-- BEGIN --
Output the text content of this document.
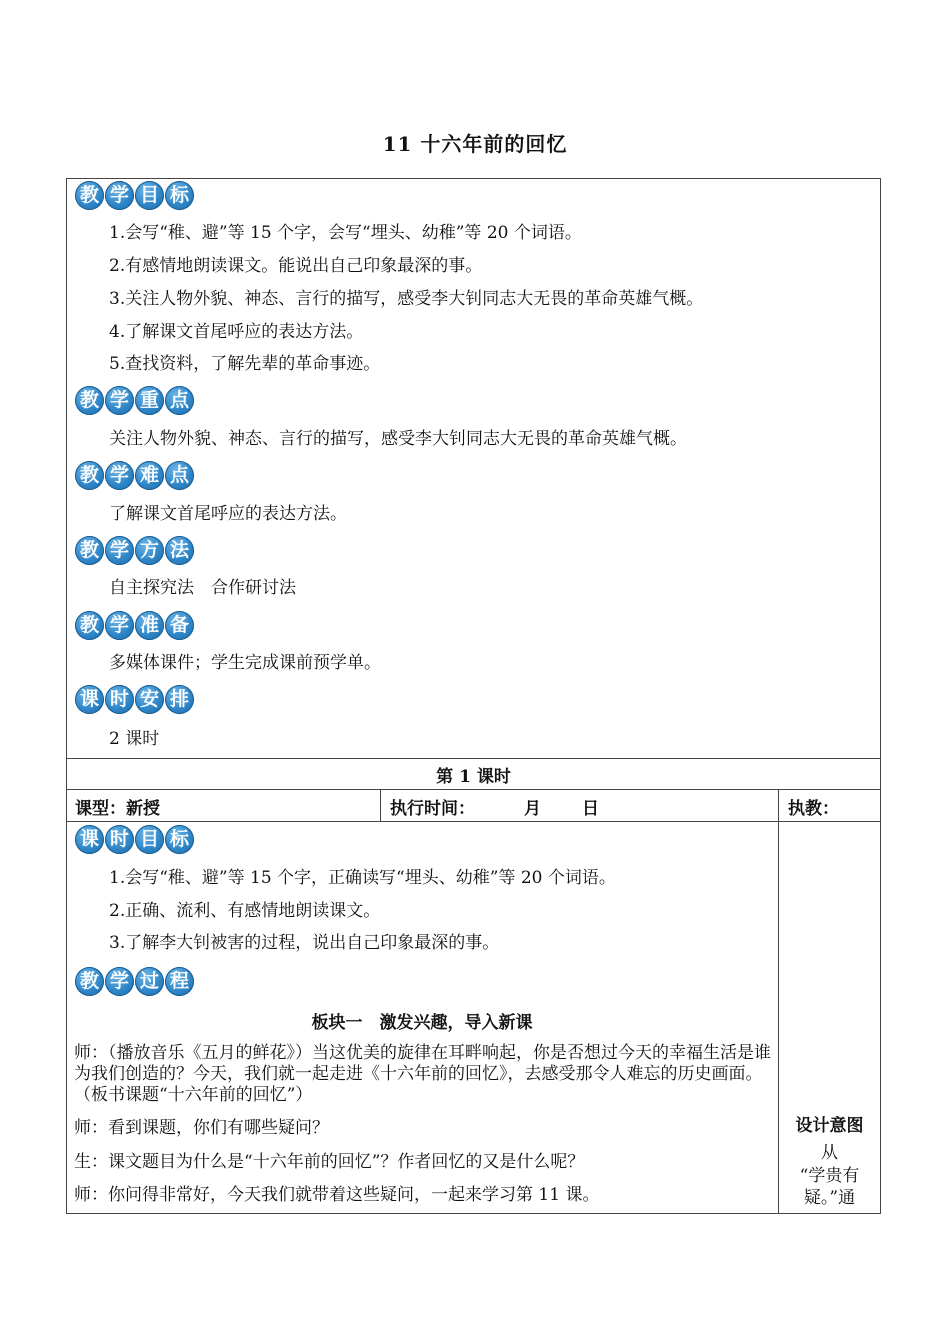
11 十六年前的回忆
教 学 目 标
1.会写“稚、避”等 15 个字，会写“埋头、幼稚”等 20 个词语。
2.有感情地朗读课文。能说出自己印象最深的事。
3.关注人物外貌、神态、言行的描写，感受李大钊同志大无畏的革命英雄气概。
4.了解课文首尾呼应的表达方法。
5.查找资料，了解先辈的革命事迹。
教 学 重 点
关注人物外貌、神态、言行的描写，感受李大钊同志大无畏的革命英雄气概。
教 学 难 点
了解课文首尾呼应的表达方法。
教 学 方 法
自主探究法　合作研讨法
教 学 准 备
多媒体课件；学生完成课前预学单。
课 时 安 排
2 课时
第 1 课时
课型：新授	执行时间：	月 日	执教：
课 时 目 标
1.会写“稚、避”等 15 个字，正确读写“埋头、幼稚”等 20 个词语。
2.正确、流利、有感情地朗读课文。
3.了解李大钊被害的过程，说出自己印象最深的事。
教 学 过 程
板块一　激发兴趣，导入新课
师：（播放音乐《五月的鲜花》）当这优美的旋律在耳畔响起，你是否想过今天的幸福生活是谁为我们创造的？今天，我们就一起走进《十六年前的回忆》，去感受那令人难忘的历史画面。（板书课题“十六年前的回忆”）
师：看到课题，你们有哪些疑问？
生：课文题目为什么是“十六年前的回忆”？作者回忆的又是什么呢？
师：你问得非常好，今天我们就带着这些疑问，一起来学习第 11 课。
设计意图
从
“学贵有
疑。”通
-- END --
- **Given problem**:
Where a line above holds the string "关注人物外貌", show that line.

- **Response to the exercise**:
3.关注人物外貌、神态、言行的描写，感受李大钊同志大无畏的革命英雄气概。
关注人物外貌、神态、言行的描写，感受李大钊同志大无畏的革命英雄气概。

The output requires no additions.